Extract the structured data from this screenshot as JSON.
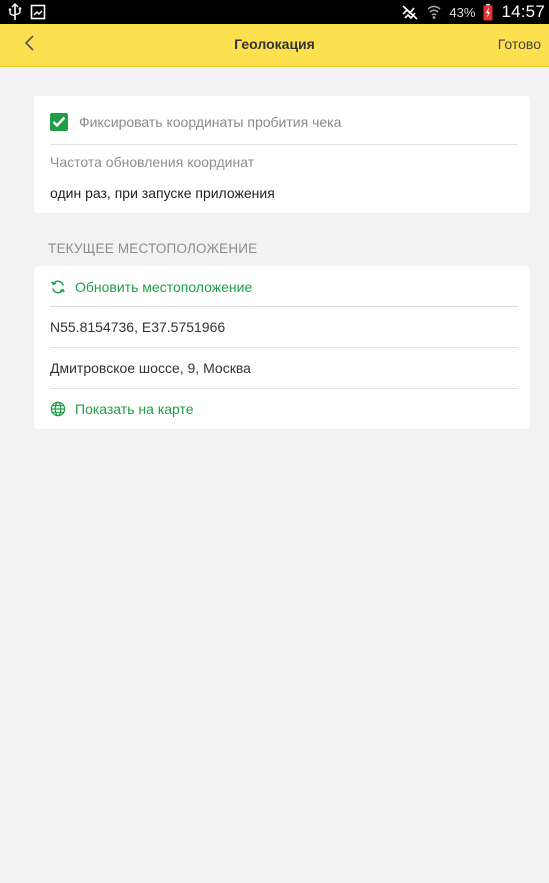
{
  "status_bar": {
    "usb_icon": "usb-icon",
    "screenshot_icon": "screenshot-icon",
    "mute_icon": "vibrate-mute-icon",
    "wifi_icon": "wifi-icon",
    "battery_percent": "43%",
    "battery_icon": "battery-charging-icon",
    "time": "14:57"
  },
  "header": {
    "back_icon": "chevron-left-icon",
    "title": "Геолокация",
    "done_label": "Готово",
    "background": "#fbe14f"
  },
  "settings_card": {
    "fix_coordinates": {
      "checked": true,
      "label": "Фиксировать координаты пробития чека"
    },
    "update_frequency_label": "Частота обновления координат",
    "update_frequency_value": "один раз, при запуске приложения"
  },
  "current_location": {
    "section_title": "ТЕКУЩЕЕ МЕСТОПОЛОЖЕНИЕ",
    "refresh_icon": "refresh-icon",
    "refresh_label": "Обновить местоположение",
    "coordinates": "N55.8154736, E37.5751966",
    "address": "Дмитровское шоссе, 9, Москва",
    "map_icon": "globe-icon",
    "show_on_map_label": "Показать на карте"
  },
  "colors": {
    "accent_green": "#1f9e46",
    "header_yellow": "#fbe14f",
    "page_background": "#f2f2f2"
  }
}
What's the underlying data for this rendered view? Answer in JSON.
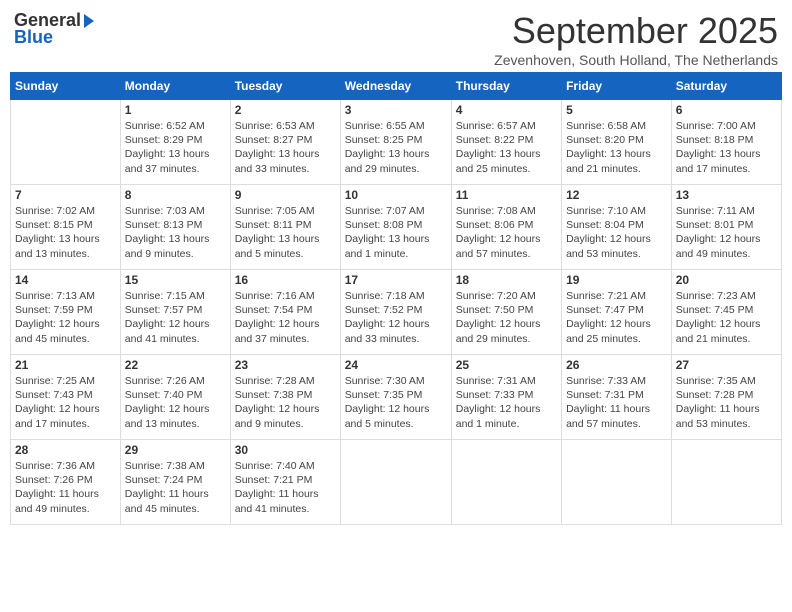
{
  "logo": {
    "general": "General",
    "blue": "Blue"
  },
  "title": "September 2025",
  "location": "Zevenhoven, South Holland, The Netherlands",
  "weekdays": [
    "Sunday",
    "Monday",
    "Tuesday",
    "Wednesday",
    "Thursday",
    "Friday",
    "Saturday"
  ],
  "weeks": [
    [
      {
        "day": "",
        "info": ""
      },
      {
        "day": "1",
        "info": "Sunrise: 6:52 AM\nSunset: 8:29 PM\nDaylight: 13 hours\nand 37 minutes."
      },
      {
        "day": "2",
        "info": "Sunrise: 6:53 AM\nSunset: 8:27 PM\nDaylight: 13 hours\nand 33 minutes."
      },
      {
        "day": "3",
        "info": "Sunrise: 6:55 AM\nSunset: 8:25 PM\nDaylight: 13 hours\nand 29 minutes."
      },
      {
        "day": "4",
        "info": "Sunrise: 6:57 AM\nSunset: 8:22 PM\nDaylight: 13 hours\nand 25 minutes."
      },
      {
        "day": "5",
        "info": "Sunrise: 6:58 AM\nSunset: 8:20 PM\nDaylight: 13 hours\nand 21 minutes."
      },
      {
        "day": "6",
        "info": "Sunrise: 7:00 AM\nSunset: 8:18 PM\nDaylight: 13 hours\nand 17 minutes."
      }
    ],
    [
      {
        "day": "7",
        "info": "Sunrise: 7:02 AM\nSunset: 8:15 PM\nDaylight: 13 hours\nand 13 minutes."
      },
      {
        "day": "8",
        "info": "Sunrise: 7:03 AM\nSunset: 8:13 PM\nDaylight: 13 hours\nand 9 minutes."
      },
      {
        "day": "9",
        "info": "Sunrise: 7:05 AM\nSunset: 8:11 PM\nDaylight: 13 hours\nand 5 minutes."
      },
      {
        "day": "10",
        "info": "Sunrise: 7:07 AM\nSunset: 8:08 PM\nDaylight: 13 hours\nand 1 minute."
      },
      {
        "day": "11",
        "info": "Sunrise: 7:08 AM\nSunset: 8:06 PM\nDaylight: 12 hours\nand 57 minutes."
      },
      {
        "day": "12",
        "info": "Sunrise: 7:10 AM\nSunset: 8:04 PM\nDaylight: 12 hours\nand 53 minutes."
      },
      {
        "day": "13",
        "info": "Sunrise: 7:11 AM\nSunset: 8:01 PM\nDaylight: 12 hours\nand 49 minutes."
      }
    ],
    [
      {
        "day": "14",
        "info": "Sunrise: 7:13 AM\nSunset: 7:59 PM\nDaylight: 12 hours\nand 45 minutes."
      },
      {
        "day": "15",
        "info": "Sunrise: 7:15 AM\nSunset: 7:57 PM\nDaylight: 12 hours\nand 41 minutes."
      },
      {
        "day": "16",
        "info": "Sunrise: 7:16 AM\nSunset: 7:54 PM\nDaylight: 12 hours\nand 37 minutes."
      },
      {
        "day": "17",
        "info": "Sunrise: 7:18 AM\nSunset: 7:52 PM\nDaylight: 12 hours\nand 33 minutes."
      },
      {
        "day": "18",
        "info": "Sunrise: 7:20 AM\nSunset: 7:50 PM\nDaylight: 12 hours\nand 29 minutes."
      },
      {
        "day": "19",
        "info": "Sunrise: 7:21 AM\nSunset: 7:47 PM\nDaylight: 12 hours\nand 25 minutes."
      },
      {
        "day": "20",
        "info": "Sunrise: 7:23 AM\nSunset: 7:45 PM\nDaylight: 12 hours\nand 21 minutes."
      }
    ],
    [
      {
        "day": "21",
        "info": "Sunrise: 7:25 AM\nSunset: 7:43 PM\nDaylight: 12 hours\nand 17 minutes."
      },
      {
        "day": "22",
        "info": "Sunrise: 7:26 AM\nSunset: 7:40 PM\nDaylight: 12 hours\nand 13 minutes."
      },
      {
        "day": "23",
        "info": "Sunrise: 7:28 AM\nSunset: 7:38 PM\nDaylight: 12 hours\nand 9 minutes."
      },
      {
        "day": "24",
        "info": "Sunrise: 7:30 AM\nSunset: 7:35 PM\nDaylight: 12 hours\nand 5 minutes."
      },
      {
        "day": "25",
        "info": "Sunrise: 7:31 AM\nSunset: 7:33 PM\nDaylight: 12 hours\nand 1 minute."
      },
      {
        "day": "26",
        "info": "Sunrise: 7:33 AM\nSunset: 7:31 PM\nDaylight: 11 hours\nand 57 minutes."
      },
      {
        "day": "27",
        "info": "Sunrise: 7:35 AM\nSunset: 7:28 PM\nDaylight: 11 hours\nand 53 minutes."
      }
    ],
    [
      {
        "day": "28",
        "info": "Sunrise: 7:36 AM\nSunset: 7:26 PM\nDaylight: 11 hours\nand 49 minutes."
      },
      {
        "day": "29",
        "info": "Sunrise: 7:38 AM\nSunset: 7:24 PM\nDaylight: 11 hours\nand 45 minutes."
      },
      {
        "day": "30",
        "info": "Sunrise: 7:40 AM\nSunset: 7:21 PM\nDaylight: 11 hours\nand 41 minutes."
      },
      {
        "day": "",
        "info": ""
      },
      {
        "day": "",
        "info": ""
      },
      {
        "day": "",
        "info": ""
      },
      {
        "day": "",
        "info": ""
      }
    ]
  ]
}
════════════════════
■ **Prompt**
Gather all lines from the records above in which "data" appears.

■ **Answer to this task**
Extract the structured data from this screenshot as JSON.
What's the underlying data for this rendered view? Answer in JSON.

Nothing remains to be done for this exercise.